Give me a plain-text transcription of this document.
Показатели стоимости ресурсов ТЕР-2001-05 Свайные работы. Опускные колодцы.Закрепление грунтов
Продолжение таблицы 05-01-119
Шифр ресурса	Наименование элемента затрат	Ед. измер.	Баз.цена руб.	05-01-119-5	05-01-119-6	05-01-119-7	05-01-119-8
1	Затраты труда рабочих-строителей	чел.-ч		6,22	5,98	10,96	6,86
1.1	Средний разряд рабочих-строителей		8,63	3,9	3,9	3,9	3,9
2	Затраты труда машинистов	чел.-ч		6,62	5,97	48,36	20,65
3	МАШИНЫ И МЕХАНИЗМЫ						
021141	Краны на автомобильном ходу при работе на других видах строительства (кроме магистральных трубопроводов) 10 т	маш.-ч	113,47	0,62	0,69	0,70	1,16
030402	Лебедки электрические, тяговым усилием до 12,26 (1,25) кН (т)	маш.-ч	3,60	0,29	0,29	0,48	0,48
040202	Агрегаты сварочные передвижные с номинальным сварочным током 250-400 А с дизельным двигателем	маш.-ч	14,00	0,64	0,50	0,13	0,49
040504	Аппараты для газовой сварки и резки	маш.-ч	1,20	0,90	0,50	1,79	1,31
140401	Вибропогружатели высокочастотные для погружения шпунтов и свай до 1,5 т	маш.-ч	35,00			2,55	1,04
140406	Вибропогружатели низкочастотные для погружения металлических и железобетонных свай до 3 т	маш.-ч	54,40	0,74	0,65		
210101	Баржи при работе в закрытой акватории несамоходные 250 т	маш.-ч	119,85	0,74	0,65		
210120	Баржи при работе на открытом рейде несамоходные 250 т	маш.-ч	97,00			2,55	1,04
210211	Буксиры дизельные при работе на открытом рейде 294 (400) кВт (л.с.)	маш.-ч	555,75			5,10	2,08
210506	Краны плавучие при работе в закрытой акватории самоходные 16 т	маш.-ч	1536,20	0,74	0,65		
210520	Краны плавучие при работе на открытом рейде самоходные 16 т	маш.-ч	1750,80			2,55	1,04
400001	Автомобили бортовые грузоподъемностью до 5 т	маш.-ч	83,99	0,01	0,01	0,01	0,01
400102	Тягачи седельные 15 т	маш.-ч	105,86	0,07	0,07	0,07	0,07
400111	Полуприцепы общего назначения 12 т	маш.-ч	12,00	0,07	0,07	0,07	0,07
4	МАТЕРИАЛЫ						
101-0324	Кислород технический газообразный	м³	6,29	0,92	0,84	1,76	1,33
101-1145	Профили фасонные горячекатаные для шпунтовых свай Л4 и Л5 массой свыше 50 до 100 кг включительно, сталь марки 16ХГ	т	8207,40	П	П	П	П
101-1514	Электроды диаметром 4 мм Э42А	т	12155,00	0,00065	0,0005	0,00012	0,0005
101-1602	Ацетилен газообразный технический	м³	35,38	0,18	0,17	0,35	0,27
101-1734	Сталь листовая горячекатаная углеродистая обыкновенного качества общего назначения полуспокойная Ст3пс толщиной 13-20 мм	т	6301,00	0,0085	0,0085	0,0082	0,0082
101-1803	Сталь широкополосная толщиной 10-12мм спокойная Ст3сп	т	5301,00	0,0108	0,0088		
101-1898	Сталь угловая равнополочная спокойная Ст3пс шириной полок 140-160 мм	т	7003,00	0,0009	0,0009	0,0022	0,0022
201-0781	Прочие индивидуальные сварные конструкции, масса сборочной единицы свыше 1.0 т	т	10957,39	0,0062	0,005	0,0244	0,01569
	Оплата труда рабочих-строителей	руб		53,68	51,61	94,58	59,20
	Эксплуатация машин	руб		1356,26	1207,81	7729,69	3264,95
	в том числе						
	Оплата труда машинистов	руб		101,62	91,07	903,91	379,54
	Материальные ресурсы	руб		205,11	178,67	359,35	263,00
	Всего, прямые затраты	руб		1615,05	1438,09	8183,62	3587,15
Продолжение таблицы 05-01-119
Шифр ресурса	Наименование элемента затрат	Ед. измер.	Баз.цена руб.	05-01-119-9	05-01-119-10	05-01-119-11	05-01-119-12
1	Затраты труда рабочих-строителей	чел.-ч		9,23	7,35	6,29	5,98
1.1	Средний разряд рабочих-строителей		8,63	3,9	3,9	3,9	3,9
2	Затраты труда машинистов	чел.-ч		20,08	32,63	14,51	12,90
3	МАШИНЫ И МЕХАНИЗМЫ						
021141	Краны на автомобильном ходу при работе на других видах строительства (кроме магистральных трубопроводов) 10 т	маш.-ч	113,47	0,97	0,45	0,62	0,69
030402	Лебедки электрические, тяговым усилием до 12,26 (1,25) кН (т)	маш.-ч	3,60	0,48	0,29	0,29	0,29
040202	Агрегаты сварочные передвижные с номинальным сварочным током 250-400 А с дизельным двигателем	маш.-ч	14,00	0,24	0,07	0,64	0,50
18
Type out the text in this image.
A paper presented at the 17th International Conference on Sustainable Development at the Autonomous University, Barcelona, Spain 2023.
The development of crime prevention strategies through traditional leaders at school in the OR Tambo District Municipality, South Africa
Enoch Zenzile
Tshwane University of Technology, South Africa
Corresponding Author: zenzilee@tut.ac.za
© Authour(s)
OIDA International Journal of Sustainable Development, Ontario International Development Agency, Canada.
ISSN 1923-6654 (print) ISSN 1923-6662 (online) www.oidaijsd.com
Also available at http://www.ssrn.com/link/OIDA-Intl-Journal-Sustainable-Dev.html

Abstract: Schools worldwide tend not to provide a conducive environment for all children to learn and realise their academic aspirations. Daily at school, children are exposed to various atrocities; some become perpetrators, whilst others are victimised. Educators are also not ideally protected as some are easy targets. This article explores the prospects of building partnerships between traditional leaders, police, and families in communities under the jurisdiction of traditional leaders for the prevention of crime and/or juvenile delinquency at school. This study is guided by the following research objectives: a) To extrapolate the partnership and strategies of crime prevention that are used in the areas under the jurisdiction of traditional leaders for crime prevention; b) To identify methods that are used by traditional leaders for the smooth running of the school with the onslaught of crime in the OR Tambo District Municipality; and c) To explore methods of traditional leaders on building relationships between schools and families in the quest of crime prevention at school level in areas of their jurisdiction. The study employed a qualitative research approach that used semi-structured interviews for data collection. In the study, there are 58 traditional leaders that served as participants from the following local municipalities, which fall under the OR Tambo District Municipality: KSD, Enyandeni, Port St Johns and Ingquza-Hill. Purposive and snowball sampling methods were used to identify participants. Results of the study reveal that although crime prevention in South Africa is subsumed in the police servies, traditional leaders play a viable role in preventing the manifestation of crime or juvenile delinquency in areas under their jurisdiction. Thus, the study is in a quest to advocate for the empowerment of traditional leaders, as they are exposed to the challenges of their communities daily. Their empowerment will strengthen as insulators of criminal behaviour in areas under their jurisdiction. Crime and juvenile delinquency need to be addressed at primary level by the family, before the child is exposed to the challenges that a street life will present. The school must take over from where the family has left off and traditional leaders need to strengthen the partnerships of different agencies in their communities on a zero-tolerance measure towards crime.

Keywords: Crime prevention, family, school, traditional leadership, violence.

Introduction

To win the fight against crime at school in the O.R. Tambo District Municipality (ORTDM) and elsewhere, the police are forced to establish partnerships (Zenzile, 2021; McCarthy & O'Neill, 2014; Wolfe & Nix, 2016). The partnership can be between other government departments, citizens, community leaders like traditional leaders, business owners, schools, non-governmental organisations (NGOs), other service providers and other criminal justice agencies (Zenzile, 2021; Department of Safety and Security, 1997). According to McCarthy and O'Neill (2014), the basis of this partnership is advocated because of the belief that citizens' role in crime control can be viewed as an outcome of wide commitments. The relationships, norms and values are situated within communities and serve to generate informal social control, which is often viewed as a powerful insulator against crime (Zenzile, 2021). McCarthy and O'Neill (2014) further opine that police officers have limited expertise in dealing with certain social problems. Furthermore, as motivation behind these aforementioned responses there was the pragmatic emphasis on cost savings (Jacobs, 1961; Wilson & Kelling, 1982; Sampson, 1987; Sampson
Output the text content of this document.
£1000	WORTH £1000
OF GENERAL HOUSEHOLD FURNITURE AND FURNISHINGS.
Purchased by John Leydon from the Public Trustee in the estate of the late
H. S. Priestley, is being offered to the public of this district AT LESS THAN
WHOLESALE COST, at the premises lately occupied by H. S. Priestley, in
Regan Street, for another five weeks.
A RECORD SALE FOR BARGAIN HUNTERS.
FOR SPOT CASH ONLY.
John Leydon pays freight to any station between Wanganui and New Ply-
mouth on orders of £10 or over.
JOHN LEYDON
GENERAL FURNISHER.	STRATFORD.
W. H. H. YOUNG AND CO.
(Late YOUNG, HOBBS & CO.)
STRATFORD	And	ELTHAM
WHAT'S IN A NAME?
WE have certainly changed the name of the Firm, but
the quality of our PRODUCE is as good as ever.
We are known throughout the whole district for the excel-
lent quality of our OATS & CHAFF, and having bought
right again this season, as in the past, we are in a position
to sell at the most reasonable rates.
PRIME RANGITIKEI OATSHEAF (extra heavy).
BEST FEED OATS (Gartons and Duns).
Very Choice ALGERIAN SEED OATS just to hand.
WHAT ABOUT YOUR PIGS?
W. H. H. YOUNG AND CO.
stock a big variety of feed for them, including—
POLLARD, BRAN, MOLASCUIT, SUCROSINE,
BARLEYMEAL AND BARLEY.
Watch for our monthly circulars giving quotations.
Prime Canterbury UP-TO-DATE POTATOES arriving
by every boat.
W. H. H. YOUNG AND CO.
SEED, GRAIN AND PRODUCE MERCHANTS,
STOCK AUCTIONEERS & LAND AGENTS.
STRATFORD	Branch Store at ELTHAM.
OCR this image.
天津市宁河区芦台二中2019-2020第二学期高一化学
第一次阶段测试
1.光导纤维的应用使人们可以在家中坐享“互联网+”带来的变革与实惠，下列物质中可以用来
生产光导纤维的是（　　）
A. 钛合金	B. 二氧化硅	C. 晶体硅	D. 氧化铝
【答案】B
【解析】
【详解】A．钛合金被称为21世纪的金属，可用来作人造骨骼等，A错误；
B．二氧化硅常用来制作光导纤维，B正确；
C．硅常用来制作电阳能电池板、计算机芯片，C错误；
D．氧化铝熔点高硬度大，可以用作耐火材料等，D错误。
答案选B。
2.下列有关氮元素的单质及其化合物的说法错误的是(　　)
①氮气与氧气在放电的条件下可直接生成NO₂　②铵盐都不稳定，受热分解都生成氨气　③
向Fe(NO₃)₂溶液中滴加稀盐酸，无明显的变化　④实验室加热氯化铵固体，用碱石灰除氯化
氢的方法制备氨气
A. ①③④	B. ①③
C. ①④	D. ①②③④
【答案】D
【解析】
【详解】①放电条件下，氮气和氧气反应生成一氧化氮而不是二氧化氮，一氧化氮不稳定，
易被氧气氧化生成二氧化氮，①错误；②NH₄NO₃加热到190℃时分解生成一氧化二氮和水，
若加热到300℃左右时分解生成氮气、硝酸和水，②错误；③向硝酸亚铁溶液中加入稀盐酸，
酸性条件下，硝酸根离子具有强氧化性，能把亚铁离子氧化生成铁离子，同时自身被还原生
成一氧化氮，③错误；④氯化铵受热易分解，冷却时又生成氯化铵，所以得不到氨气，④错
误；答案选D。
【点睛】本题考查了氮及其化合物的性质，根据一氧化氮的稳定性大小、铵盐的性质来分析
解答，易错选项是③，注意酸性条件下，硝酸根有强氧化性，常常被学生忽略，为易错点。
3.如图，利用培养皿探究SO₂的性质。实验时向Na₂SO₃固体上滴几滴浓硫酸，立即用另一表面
━━━━━━━━━━
_Written instruction_
Make a list of all lines in the data that contain "машинистов".

_Full answer_
2	Затраты труда машинистов	чел.-ч		6,62	5,97	48,36	20,65
	Оплата труда машинистов	руб		101,62	91,07	903,91	379,54
2	Затраты труда машинистов	чел.-ч		20,08	32,63	14,51	12,90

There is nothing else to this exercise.